→ **Texto apresentado**

Projetos de desenvolvimento sustentável na área de produção de alimentos não faltam, mas sua aplicação ainda esbarra em custos e na resistência do consumidor em pagar um pouco mais por esses serviços ambientais. “Muitas vezes o consumidor diz que quer [um produto sustentável], mas será que ele está disposto a pagar um ou dois reais a mais? “, provoca Richard Lee, diretor de sustentabilidade da multinacional de cervejarias Ambev.

Na China, há sinais de que o terreno é fértil para uma transformação maior nos hábitos de consumo. Segundo uma pesquisa nacional de opinião divulgada no ano passado, 73,7% dos chineses estão dispostos a gastar mais por produtos ecológicos.

Deise Caron, gerente de certificação da FoodChain ID, acredita que a demanda por produtos certificados por seu compromisso com a sustentabilidade deve se expandir para outros países em breve. “A gente acha que mesmo China e EUA já estão tendo uma demanda maior por produtos sustentáveis”, aponta a executiva.

Deise Caron, gerente de certificação da FoodChain ID, durante o evento. (Imagem: Divulgação)

Entre as razões para o avanço do consumo responsável na China, Augusto Freire, presidente da Fundação ProTerra, destaca o aumento da classe média chinesa nos últimos anos.

“A classe média da China é maior do que a população brasileira. E eles já estão pagando mais por produtos mais seguros”, afirma Freire ao reconhecer que ainda há um consumo muito forte “na base da pirâmide”, onde há menor preocupação com questões de sustentabilidade.

“Para ração, é soja transgênica, mas para comida é não-transgênica, importada do Brasil com certificação e tudo mais. É uma questão de tempo [para o consumo sustentável avançar na China]”, diz Freire.

→ **Registros exibidos**

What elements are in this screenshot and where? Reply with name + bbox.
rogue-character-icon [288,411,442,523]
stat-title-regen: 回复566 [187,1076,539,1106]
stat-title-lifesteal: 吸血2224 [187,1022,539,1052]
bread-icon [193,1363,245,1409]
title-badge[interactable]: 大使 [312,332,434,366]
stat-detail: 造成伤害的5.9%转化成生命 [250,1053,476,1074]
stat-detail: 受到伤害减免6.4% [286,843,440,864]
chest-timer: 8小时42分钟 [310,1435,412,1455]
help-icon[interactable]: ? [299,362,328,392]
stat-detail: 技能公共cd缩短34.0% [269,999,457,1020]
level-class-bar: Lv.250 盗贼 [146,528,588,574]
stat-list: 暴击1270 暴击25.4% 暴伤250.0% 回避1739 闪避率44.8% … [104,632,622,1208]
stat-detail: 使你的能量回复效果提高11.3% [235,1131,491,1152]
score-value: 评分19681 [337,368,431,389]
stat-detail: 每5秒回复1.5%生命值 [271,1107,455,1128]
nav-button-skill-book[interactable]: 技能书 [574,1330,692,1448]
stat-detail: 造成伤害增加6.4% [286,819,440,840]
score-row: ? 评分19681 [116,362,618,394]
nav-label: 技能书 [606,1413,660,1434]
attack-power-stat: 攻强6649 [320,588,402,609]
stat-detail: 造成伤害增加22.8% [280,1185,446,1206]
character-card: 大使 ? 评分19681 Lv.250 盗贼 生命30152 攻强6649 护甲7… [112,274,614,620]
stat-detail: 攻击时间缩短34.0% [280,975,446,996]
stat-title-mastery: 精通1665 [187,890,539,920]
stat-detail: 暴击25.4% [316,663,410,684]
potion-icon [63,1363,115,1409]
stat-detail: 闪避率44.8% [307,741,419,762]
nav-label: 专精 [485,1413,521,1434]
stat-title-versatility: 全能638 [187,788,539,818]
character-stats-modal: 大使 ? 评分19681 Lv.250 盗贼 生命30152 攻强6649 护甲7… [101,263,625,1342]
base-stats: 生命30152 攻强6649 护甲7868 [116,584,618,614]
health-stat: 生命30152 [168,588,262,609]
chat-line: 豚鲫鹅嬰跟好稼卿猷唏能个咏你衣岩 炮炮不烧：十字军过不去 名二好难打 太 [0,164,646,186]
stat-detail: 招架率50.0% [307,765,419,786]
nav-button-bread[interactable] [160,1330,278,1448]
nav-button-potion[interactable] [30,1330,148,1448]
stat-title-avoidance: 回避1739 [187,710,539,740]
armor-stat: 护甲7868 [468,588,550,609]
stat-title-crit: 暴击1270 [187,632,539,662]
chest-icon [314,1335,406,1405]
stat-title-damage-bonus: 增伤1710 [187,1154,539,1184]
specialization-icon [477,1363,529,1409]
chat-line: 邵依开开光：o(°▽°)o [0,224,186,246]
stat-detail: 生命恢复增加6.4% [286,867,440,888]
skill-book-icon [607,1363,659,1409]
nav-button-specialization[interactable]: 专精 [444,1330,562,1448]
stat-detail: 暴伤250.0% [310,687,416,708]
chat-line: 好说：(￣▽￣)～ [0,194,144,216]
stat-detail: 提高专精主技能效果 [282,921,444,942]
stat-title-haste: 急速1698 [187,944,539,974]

→ **Tarefa a realizar**
Liste todas as pessoas mencionadas no texto sobre consumo sustentável na China. Indique o cargo e a organização de cada uma.

→ **Resposta**
- Richard Lee: diretor de sustentabilidade da multinacional de cervejarias Ambev
- Deise Caron: gerente de certificação da FoodChain ID
- Augusto Freire: presidente da Fundação ProTerra